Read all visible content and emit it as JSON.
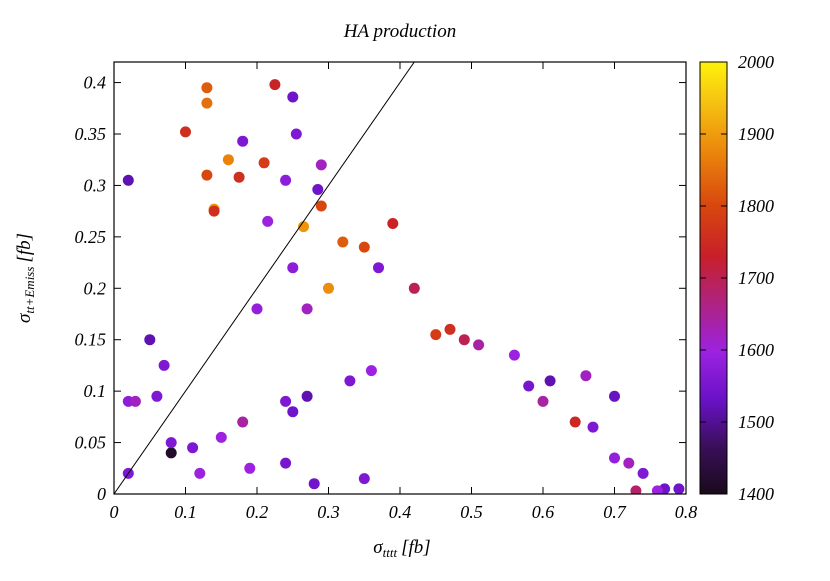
{
  "chart_data": {
    "type": "scatter",
    "title": "HA production",
    "xlabel": {
      "main": "σ",
      "sub": "tttt",
      "unit": "[fb]"
    },
    "ylabel": {
      "main": "σ",
      "sub": "tt+Emiss",
      "unit": "[fb]"
    },
    "xlim": [
      0,
      0.8
    ],
    "ylim": [
      0,
      0.42
    ],
    "xticks": [
      "0",
      "0.1",
      "0.2",
      "0.3",
      "0.4",
      "0.5",
      "0.6",
      "0.7",
      "0.8"
    ],
    "yticks": [
      "0",
      "0.05",
      "0.1",
      "0.15",
      "0.2",
      "0.25",
      "0.3",
      "0.35",
      "0.4"
    ],
    "colorbar": {
      "range": [
        1400,
        2000
      ],
      "ticks": [
        "1400",
        "1500",
        "1600",
        "1700",
        "1800",
        "1900",
        "2000"
      ],
      "stops": [
        "#1a0a1a",
        "#3a0f5a",
        "#6a12c8",
        "#9c22e0",
        "#b0237a",
        "#c81f2a",
        "#d8480e",
        "#ec8a0c",
        "#f5bf12",
        "#fff20a"
      ]
    },
    "reference_line": {
      "from": [
        0,
        0
      ],
      "to": [
        0.42,
        0.42
      ]
    },
    "series": [
      {
        "points": [
          [
            0.02,
            0.305,
            1520
          ],
          [
            0.13,
            0.395,
            1820
          ],
          [
            0.1,
            0.352,
            1760
          ],
          [
            0.13,
            0.38,
            1840
          ],
          [
            0.225,
            0.398,
            1740
          ],
          [
            0.25,
            0.386,
            1540
          ],
          [
            0.255,
            0.35,
            1560
          ],
          [
            0.18,
            0.343,
            1560
          ],
          [
            0.29,
            0.32,
            1620
          ],
          [
            0.13,
            0.31,
            1800
          ],
          [
            0.14,
            0.277,
            1880
          ],
          [
            0.14,
            0.275,
            1760
          ],
          [
            0.21,
            0.322,
            1780
          ],
          [
            0.16,
            0.325,
            1860
          ],
          [
            0.175,
            0.308,
            1760
          ],
          [
            0.215,
            0.265,
            1600
          ],
          [
            0.24,
            0.305,
            1580
          ],
          [
            0.285,
            0.296,
            1540
          ],
          [
            0.265,
            0.26,
            1880
          ],
          [
            0.29,
            0.28,
            1800
          ],
          [
            0.32,
            0.245,
            1820
          ],
          [
            0.35,
            0.24,
            1800
          ],
          [
            0.39,
            0.263,
            1740
          ],
          [
            0.37,
            0.22,
            1560
          ],
          [
            0.25,
            0.22,
            1580
          ],
          [
            0.2,
            0.18,
            1590
          ],
          [
            0.27,
            0.18,
            1620
          ],
          [
            0.3,
            0.2,
            1870
          ],
          [
            0.42,
            0.2,
            1700
          ],
          [
            0.45,
            0.155,
            1780
          ],
          [
            0.47,
            0.16,
            1760
          ],
          [
            0.49,
            0.15,
            1700
          ],
          [
            0.51,
            0.145,
            1640
          ],
          [
            0.56,
            0.135,
            1600
          ],
          [
            0.58,
            0.105,
            1550
          ],
          [
            0.61,
            0.11,
            1520
          ],
          [
            0.66,
            0.115,
            1620
          ],
          [
            0.7,
            0.095,
            1530
          ],
          [
            0.6,
            0.09,
            1640
          ],
          [
            0.645,
            0.07,
            1750
          ],
          [
            0.67,
            0.065,
            1560
          ],
          [
            0.7,
            0.035,
            1590
          ],
          [
            0.72,
            0.03,
            1620
          ],
          [
            0.74,
            0.02,
            1560
          ],
          [
            0.77,
            0.005,
            1540
          ],
          [
            0.79,
            0.005,
            1540
          ],
          [
            0.76,
            0.003,
            1600
          ],
          [
            0.73,
            0.003,
            1680
          ],
          [
            0.05,
            0.15,
            1520
          ],
          [
            0.07,
            0.125,
            1560
          ],
          [
            0.06,
            0.095,
            1560
          ],
          [
            0.02,
            0.09,
            1580
          ],
          [
            0.03,
            0.09,
            1620
          ],
          [
            0.08,
            0.04,
            1420
          ],
          [
            0.11,
            0.045,
            1560
          ],
          [
            0.15,
            0.055,
            1600
          ],
          [
            0.18,
            0.07,
            1640
          ],
          [
            0.24,
            0.09,
            1560
          ],
          [
            0.27,
            0.095,
            1520
          ],
          [
            0.33,
            0.11,
            1560
          ],
          [
            0.36,
            0.12,
            1600
          ],
          [
            0.25,
            0.08,
            1540
          ],
          [
            0.19,
            0.025,
            1600
          ],
          [
            0.24,
            0.03,
            1550
          ],
          [
            0.28,
            0.01,
            1540
          ],
          [
            0.35,
            0.015,
            1560
          ],
          [
            0.08,
            0.05,
            1560
          ],
          [
            0.12,
            0.02,
            1600
          ],
          [
            0.02,
            0.02,
            1560
          ]
        ]
      }
    ]
  }
}
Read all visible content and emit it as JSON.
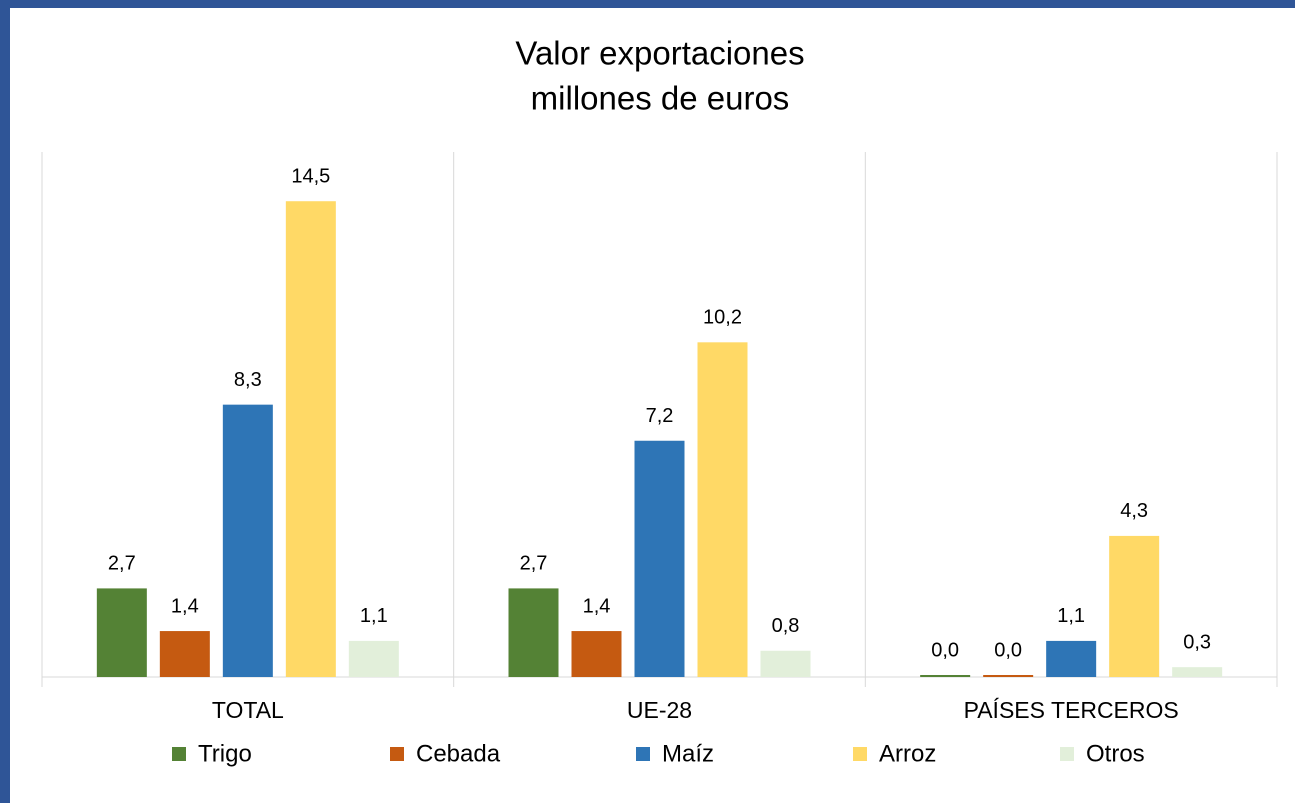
{
  "chart_data": {
    "type": "bar",
    "title": "Valor exportaciones",
    "subtitle": "millones de euros",
    "categories": [
      "TOTAL",
      "UE-28",
      "PAÍSES TERCEROS"
    ],
    "series": [
      {
        "name": "Trigo",
        "color": "#548235",
        "values": [
          2.7,
          2.7,
          0.0
        ],
        "value_labels": [
          "2,7",
          "2,7",
          "0,0"
        ]
      },
      {
        "name": "Cebada",
        "color": "#c55a11",
        "values": [
          1.4,
          1.4,
          0.0
        ],
        "value_labels": [
          "1,4",
          "1,4",
          "0,0"
        ]
      },
      {
        "name": "Maíz",
        "color": "#2e75b6",
        "values": [
          8.3,
          7.2,
          1.1
        ],
        "value_labels": [
          "8,3",
          "7,2",
          "1,1"
        ]
      },
      {
        "name": "Arroz",
        "color": "#ffd966",
        "values": [
          14.5,
          10.2,
          4.3
        ],
        "value_labels": [
          "14,5",
          "10,2",
          "4,3"
        ]
      },
      {
        "name": "Otros",
        "color": "#e2efda",
        "values": [
          1.1,
          0.8,
          0.3
        ],
        "value_labels": [
          "1,1",
          "0,8",
          "0,3"
        ]
      }
    ],
    "ylim": [
      0,
      16
    ],
    "legend": "bottom"
  }
}
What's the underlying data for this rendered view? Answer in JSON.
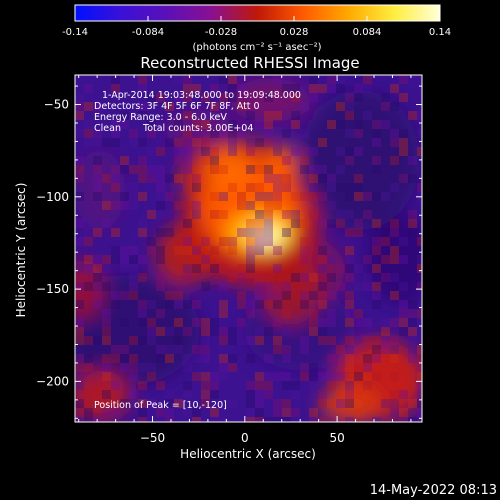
{
  "chart_data": {
    "type": "heatmap",
    "title": "Reconstructed RHESSI Image",
    "xlabel": "Heliocentric X (arcsec)",
    "ylabel": "Heliocentric Y (arcsec)",
    "xlim": [
      -92,
      96
    ],
    "ylim": [
      -222,
      -34
    ],
    "x_ticks": [
      -50,
      0,
      50
    ],
    "y_ticks": [
      -50,
      -100,
      -150,
      -200
    ],
    "colorbar": {
      "min": -0.14,
      "max": 0.14,
      "ticks": [
        "-0.14",
        "-0.084",
        "-0.028",
        "0.028",
        "0.084",
        "0.14"
      ],
      "label": "(photons cm⁻² s⁻¹ asec⁻²)",
      "colors": [
        "#0010ff",
        "#3a10d8",
        "#5a10b8",
        "#8a1090",
        "#c01808",
        "#ff5a00",
        "#ffaa00",
        "#ffee40",
        "#ffffd8"
      ]
    },
    "annotations": {
      "time": "1-Apr-2014 19:03:48.000 to 19:09:48.000",
      "detectors": "Detectors: 3F 4F 5F 6F 7F 8F, Att 0",
      "energy": "Energy Range: 3.0 - 6.0 keV",
      "clean_label": "Clean",
      "total_counts": "Total counts: 3.00E+04",
      "peak": "Position of Peak = [10,-120]"
    },
    "peak": [
      10,
      -120
    ],
    "footer_date": "14-May-2022 08:13"
  }
}
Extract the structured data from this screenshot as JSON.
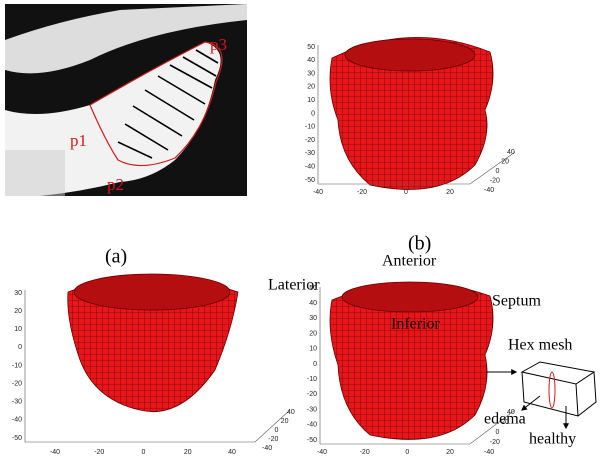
{
  "panel_a": {
    "points": [
      "p1",
      "p2",
      "p3"
    ],
    "caption": "(a)"
  },
  "panel_b": {
    "caption": "(b)",
    "yticks": [
      "50",
      "40",
      "30",
      "20",
      "10",
      "0",
      "-10",
      "-20",
      "-30",
      "-40",
      "-50"
    ],
    "xticks": [
      "-40",
      "-20",
      "0",
      "20"
    ],
    "zticks": [
      "40",
      "20",
      "0",
      "-20",
      "-40"
    ]
  },
  "panel_c": {
    "yticks": [
      "30",
      "20",
      "10",
      "0",
      "-10",
      "-20",
      "-30",
      "-40",
      "-50"
    ],
    "xticks": [
      "-40",
      "-20",
      "0",
      "20",
      "40"
    ],
    "zticks": [
      "40",
      "20",
      "0",
      "-20",
      "-40"
    ]
  },
  "panel_d": {
    "yticks": [
      "50",
      "40",
      "30",
      "20",
      "10",
      "0",
      "-10",
      "-20",
      "-30",
      "-40",
      "-50"
    ],
    "xticks": [
      "-40",
      "-20",
      "0",
      "20"
    ],
    "zticks": [
      "40",
      "20",
      "0",
      "-20",
      "-40"
    ],
    "labels": {
      "anterior": "Anterior",
      "laterior": "Laterior",
      "septum": "Septum",
      "inferior": "Inferior",
      "hex_mesh": "Hex mesh",
      "edema": "edema",
      "healthy": "healthy"
    }
  }
}
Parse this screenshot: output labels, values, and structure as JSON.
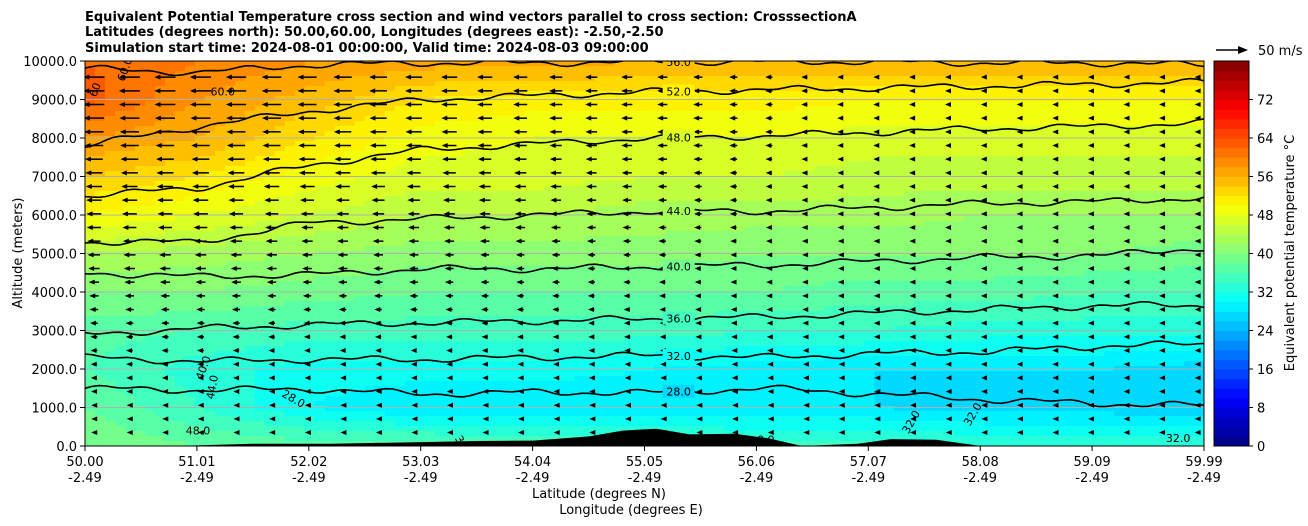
{
  "chart_data": {
    "type": "heatmap",
    "title_lines": [
      "Equivalent Potential Temperature cross section and wind vectors parallel to cross section: CrosssectionA",
      "Latitudes (degrees north): 50.00,60.00, Longitudes (degrees east): -2.50,-2.50",
      "Simulation start time: 2024-08-01 00:00:00, Valid time: 2024-08-03 09:00:00"
    ],
    "ylabel": "Altitude (meters)",
    "xlabel_lat": "Latitude (degrees N)",
    "xlabel_lon": "Longitude (degrees E)",
    "xlim": [
      50.0,
      59.99
    ],
    "ylim": [
      0,
      10000
    ],
    "x_ticks": [
      {
        "lat": "50.00",
        "lon": "-2.49"
      },
      {
        "lat": "51.01",
        "lon": "-2.49"
      },
      {
        "lat": "52.02",
        "lon": "-2.49"
      },
      {
        "lat": "53.03",
        "lon": "-2.49"
      },
      {
        "lat": "54.04",
        "lon": "-2.49"
      },
      {
        "lat": "55.05",
        "lon": "-2.49"
      },
      {
        "lat": "56.06",
        "lon": "-2.49"
      },
      {
        "lat": "57.07",
        "lon": "-2.49"
      },
      {
        "lat": "58.08",
        "lon": "-2.49"
      },
      {
        "lat": "59.09",
        "lon": "-2.49"
      },
      {
        "lat": "59.99",
        "lon": "-2.49"
      }
    ],
    "y_ticks": [
      {
        "value": 0,
        "label": "0.0"
      },
      {
        "value": 1000,
        "label": "1000.0"
      },
      {
        "value": 2000,
        "label": "2000.0"
      },
      {
        "value": 3000,
        "label": "3000.0"
      },
      {
        "value": 4000,
        "label": "4000.0"
      },
      {
        "value": 5000,
        "label": "5000.0"
      },
      {
        "value": 6000,
        "label": "6000.0"
      },
      {
        "value": 7000,
        "label": "7000.0"
      },
      {
        "value": 8000,
        "label": "8000.0"
      },
      {
        "value": 9000,
        "label": "9000.0"
      },
      {
        "value": 10000,
        "label": "10000.0"
      }
    ],
    "grid": "horizontal",
    "colorbar": {
      "label": "Equivalent potential temperature $^\\circ$C",
      "label_display": "Equivalent potential temperature °C",
      "range": [
        0,
        80
      ],
      "ticks": [
        "0",
        "8",
        "16",
        "24",
        "32",
        "40",
        "48",
        "56",
        "64",
        "72"
      ],
      "colormap": "jet"
    },
    "wind_key": {
      "label": "50 m/s",
      "speed": 50
    },
    "contours": [
      {
        "level": 28,
        "alt_m": [
          1500,
          1450,
          1480,
          1350,
          1400,
          1380,
          1500,
          1350,
          1200,
          1100,
          1050
        ],
        "label": "28.0"
      },
      {
        "level": 32,
        "alt_m": [
          2300,
          2200,
          2250,
          2250,
          2300,
          2350,
          2300,
          2400,
          2450,
          2600,
          2650
        ],
        "label": "32.0"
      },
      {
        "level": 36,
        "alt_m": [
          2900,
          3050,
          3150,
          3200,
          3250,
          3300,
          3350,
          3450,
          3550,
          3650,
          3650
        ],
        "label": "36.0"
      },
      {
        "level": 40,
        "alt_m": [
          4500,
          4400,
          4450,
          4600,
          4600,
          4650,
          4700,
          4800,
          4900,
          4950,
          5150
        ],
        "label": "40.0"
      },
      {
        "level": 44,
        "alt_m": [
          5300,
          5300,
          5800,
          5900,
          6000,
          6100,
          6100,
          6200,
          6300,
          6350,
          6450
        ],
        "label": "44.0"
      },
      {
        "level": 48,
        "alt_m": [
          6500,
          6700,
          7300,
          7700,
          7850,
          8000,
          8050,
          8150,
          8250,
          8300,
          8400
        ],
        "label": "48.0"
      },
      {
        "level": 52,
        "alt_m": [
          7800,
          8300,
          8700,
          9000,
          9100,
          9200,
          9250,
          9300,
          9350,
          9400,
          9450
        ],
        "label": "52.0"
      },
      {
        "level": 56,
        "alt_m": [
          9800,
          9700,
          9900,
          9950,
          9950,
          9980,
          9980,
          9980,
          9950,
          9950,
          9900
        ],
        "label": "56.0"
      }
    ],
    "extra_labels": [
      "60.0",
      "60",
      "60.0",
      "40.0",
      "44.0",
      "48.0",
      "28.0",
      "36.0",
      "32.0",
      "32.0",
      "32.0",
      "0.0"
    ],
    "theta_e_profiles": {
      "x_lat": [
        50.0,
        51.01,
        52.02,
        53.03,
        54.04,
        55.05,
        56.06,
        57.07,
        58.08,
        59.09,
        59.99
      ],
      "y_alt_m": [
        0,
        1000,
        2000,
        3000,
        4000,
        5000,
        6000,
        7000,
        8000,
        9000,
        10000
      ],
      "theta_e_C": [
        [
          40,
          38,
          37,
          37,
          36,
          36,
          35,
          35,
          34,
          34,
          34
        ],
        [
          38,
          34,
          30,
          28,
          28,
          28,
          28,
          28,
          27,
          27,
          26
        ],
        [
          36,
          33,
          31,
          31,
          31,
          30,
          29,
          28,
          28,
          28,
          27
        ],
        [
          37,
          36,
          35,
          35,
          35,
          35,
          34,
          34,
          33,
          33,
          33
        ],
        [
          40,
          40,
          39,
          38,
          38,
          38,
          38,
          37,
          37,
          36,
          36
        ],
        [
          44,
          43,
          42,
          41,
          41,
          41,
          40,
          40,
          40,
          40,
          39
        ],
        [
          50,
          48,
          46,
          44,
          44,
          43,
          43,
          43,
          42,
          42,
          42
        ],
        [
          54,
          52,
          49,
          47,
          47,
          46,
          46,
          45,
          45,
          45,
          45
        ],
        [
          58,
          56,
          52,
          49,
          48,
          48,
          48,
          47,
          47,
          47,
          47
        ],
        [
          63,
          58,
          55,
          52,
          51,
          51,
          51,
          50,
          50,
          50,
          50
        ],
        [
          62,
          60,
          58,
          57,
          57,
          56,
          56,
          56,
          56,
          56,
          56
        ]
      ]
    },
    "wind_u_ms": {
      "note": "wind parallel to cross section; negative = toward lower latitude",
      "x_lat": [
        50.0,
        51.01,
        52.02,
        53.03,
        54.04,
        55.05,
        56.06,
        57.07,
        58.08,
        59.09,
        59.99
      ],
      "y_alt_m": [
        1000,
        2000,
        3000,
        4000,
        5000,
        6000,
        7000,
        8000,
        9000,
        10000
      ],
      "u": [
        [
          -5,
          -5,
          -4,
          -4,
          -4,
          -3,
          -2,
          -2,
          -1,
          -1,
          -1
        ],
        [
          -6,
          -6,
          -5,
          -5,
          -5,
          -4,
          -3,
          -2,
          -2,
          -1,
          -1
        ],
        [
          -7,
          -7,
          -6,
          -6,
          -6,
          -5,
          -4,
          -3,
          -2,
          -1,
          -1
        ],
        [
          -9,
          -9,
          -8,
          -8,
          -7,
          -6,
          -5,
          -3,
          -2,
          -1,
          -1
        ],
        [
          -12,
          -11,
          -10,
          -9,
          -8,
          -7,
          -5,
          -3,
          -2,
          -1,
          -1
        ],
        [
          -14,
          -14,
          -12,
          -11,
          -10,
          -8,
          -6,
          -4,
          -2,
          -1,
          -1
        ],
        [
          -16,
          -16,
          -15,
          -13,
          -11,
          -9,
          -6,
          -4,
          -2,
          -1,
          -1
        ],
        [
          -18,
          -18,
          -17,
          -15,
          -12,
          -10,
          -7,
          -4,
          -2,
          -1,
          -1
        ],
        [
          -20,
          -20,
          -18,
          -16,
          -13,
          -10,
          -7,
          -4,
          -2,
          -1,
          -1
        ],
        [
          -20,
          -20,
          -18,
          -16,
          -13,
          -10,
          -7,
          -4,
          -2,
          -1,
          -1
        ]
      ]
    },
    "terrain_alt_m": {
      "x_lat": [
        50.0,
        50.8,
        51.5,
        52.2,
        53.0,
        53.5,
        54.0,
        54.5,
        54.8,
        55.1,
        55.4,
        55.8,
        56.1,
        56.4,
        56.9,
        57.2,
        57.6,
        58.0,
        59.0,
        59.99
      ],
      "alt": [
        0,
        0,
        60,
        60,
        100,
        130,
        140,
        250,
        400,
        450,
        300,
        320,
        200,
        0,
        60,
        180,
        160,
        0,
        0,
        0
      ]
    },
    "colors": {
      "contour": "#000000",
      "grid": "#b0b0b0",
      "terrain": "#000000"
    }
  }
}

- _Written exercise_:
Report only the number of lines that hold the string "parallel" in this listing.

- _Result for this exercise_:
2